Stored data entries:
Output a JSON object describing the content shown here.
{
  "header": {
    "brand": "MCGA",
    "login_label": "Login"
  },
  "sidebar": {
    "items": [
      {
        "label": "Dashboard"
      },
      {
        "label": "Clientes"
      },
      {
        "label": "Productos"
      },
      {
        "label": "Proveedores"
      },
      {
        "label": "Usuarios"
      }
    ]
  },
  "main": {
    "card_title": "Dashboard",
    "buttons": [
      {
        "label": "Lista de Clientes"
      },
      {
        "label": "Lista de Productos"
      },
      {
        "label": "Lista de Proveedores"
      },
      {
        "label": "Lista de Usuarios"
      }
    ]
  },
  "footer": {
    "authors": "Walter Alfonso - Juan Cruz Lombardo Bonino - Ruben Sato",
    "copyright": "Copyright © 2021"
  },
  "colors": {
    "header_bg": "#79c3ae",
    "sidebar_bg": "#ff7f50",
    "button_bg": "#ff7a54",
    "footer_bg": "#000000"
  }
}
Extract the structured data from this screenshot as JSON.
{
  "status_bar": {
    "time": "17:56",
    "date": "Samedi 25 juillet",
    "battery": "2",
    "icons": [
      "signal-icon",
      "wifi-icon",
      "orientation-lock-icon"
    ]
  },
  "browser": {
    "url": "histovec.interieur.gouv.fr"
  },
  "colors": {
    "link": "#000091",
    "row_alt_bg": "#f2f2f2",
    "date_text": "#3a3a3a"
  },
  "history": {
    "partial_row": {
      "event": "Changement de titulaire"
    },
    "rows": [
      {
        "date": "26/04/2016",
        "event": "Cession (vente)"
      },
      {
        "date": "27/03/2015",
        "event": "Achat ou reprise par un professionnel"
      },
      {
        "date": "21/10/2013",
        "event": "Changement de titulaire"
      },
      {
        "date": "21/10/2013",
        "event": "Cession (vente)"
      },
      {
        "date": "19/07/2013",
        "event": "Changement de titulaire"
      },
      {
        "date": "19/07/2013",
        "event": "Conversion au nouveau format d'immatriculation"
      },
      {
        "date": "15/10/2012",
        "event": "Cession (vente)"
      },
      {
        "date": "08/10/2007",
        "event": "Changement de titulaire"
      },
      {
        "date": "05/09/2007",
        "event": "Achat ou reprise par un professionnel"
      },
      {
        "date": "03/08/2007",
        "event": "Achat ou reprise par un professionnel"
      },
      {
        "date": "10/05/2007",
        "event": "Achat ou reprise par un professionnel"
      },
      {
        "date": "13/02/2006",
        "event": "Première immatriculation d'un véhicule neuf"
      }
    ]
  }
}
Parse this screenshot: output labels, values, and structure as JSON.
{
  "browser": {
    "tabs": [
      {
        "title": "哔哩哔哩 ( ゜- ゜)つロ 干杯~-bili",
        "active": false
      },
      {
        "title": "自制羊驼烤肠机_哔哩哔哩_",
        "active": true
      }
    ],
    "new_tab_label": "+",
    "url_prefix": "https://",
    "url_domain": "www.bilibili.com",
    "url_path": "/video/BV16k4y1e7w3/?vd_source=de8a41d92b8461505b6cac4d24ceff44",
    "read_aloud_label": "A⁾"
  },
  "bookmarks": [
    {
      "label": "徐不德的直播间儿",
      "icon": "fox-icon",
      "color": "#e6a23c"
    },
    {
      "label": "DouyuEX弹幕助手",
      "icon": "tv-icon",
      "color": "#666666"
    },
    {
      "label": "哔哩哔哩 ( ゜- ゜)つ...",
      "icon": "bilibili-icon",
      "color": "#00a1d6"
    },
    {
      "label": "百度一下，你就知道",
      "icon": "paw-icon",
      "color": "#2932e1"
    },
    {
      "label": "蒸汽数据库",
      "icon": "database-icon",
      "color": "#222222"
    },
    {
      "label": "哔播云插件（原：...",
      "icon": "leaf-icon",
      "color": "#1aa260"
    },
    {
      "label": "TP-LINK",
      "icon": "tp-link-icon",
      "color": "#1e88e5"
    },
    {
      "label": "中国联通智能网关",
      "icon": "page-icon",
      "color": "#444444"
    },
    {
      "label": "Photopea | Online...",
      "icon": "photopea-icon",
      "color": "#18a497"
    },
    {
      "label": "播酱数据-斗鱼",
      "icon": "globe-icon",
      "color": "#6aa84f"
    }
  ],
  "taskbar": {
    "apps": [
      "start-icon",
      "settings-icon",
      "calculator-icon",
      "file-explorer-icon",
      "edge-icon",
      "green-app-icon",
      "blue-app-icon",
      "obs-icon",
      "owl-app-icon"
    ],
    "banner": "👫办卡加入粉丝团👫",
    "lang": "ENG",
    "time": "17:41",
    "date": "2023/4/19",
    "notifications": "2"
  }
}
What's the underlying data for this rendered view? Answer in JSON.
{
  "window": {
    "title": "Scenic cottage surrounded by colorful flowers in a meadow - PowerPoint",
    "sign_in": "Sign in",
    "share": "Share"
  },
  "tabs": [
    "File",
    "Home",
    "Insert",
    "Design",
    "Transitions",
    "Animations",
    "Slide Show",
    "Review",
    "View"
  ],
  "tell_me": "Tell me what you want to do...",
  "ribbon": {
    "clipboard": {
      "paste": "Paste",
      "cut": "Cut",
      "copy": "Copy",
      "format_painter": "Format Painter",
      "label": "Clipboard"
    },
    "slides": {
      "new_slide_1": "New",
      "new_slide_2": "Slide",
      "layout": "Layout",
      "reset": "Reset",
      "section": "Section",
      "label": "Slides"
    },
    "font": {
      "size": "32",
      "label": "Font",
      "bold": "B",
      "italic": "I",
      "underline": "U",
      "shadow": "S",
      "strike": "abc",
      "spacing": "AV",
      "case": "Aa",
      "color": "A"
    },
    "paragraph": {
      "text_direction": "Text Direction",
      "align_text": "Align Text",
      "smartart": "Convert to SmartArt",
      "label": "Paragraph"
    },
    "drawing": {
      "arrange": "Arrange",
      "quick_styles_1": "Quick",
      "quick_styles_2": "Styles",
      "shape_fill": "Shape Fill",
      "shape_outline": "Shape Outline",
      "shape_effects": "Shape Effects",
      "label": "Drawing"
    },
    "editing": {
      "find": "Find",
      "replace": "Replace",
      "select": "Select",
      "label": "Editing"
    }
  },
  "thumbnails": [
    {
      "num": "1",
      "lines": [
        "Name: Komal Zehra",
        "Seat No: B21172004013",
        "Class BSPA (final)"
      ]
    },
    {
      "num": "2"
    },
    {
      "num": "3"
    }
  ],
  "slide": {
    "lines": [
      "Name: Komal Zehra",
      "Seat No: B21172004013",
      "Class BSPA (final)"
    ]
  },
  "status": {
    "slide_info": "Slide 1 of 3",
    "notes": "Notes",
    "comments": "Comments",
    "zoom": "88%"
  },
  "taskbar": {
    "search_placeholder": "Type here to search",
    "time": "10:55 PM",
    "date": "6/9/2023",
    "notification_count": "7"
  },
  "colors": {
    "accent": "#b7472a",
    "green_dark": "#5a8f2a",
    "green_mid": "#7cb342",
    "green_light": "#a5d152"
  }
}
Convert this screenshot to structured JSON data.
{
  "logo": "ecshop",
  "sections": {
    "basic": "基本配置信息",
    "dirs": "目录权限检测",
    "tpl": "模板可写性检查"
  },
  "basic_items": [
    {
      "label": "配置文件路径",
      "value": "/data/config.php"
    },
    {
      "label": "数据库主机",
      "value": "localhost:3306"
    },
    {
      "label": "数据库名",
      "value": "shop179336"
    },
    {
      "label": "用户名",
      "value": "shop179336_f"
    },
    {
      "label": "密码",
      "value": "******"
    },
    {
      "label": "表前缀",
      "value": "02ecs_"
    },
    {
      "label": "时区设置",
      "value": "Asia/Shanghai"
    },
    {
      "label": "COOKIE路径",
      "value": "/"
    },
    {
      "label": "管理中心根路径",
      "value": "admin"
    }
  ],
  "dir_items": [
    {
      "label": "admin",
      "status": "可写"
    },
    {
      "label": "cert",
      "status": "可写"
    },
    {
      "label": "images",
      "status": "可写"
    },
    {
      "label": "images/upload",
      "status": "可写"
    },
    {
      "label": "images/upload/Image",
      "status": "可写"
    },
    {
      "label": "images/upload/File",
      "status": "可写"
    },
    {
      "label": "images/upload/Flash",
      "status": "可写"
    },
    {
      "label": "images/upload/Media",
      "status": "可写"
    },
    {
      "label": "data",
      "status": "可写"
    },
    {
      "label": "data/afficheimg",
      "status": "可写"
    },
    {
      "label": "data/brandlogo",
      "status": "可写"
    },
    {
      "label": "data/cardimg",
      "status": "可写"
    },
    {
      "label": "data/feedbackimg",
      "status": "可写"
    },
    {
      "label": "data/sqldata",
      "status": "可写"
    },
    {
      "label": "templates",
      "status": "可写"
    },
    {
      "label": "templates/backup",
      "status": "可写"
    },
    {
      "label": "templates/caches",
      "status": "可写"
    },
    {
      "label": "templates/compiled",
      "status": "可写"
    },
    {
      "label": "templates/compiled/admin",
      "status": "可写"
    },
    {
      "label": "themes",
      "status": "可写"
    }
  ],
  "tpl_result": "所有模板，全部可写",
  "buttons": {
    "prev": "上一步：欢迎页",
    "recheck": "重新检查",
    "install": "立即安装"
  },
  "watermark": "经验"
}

Problem to solve: Find all lines holding the string "this" and copy them.

Final result:
Extract the structured data from this screenshot as JSON.
Parse this screenshot: output labels, values, and structure as JSON.
What's the underlying data for this rendered view? Answer in JSON.
Convert this screenshot to structured JSON data.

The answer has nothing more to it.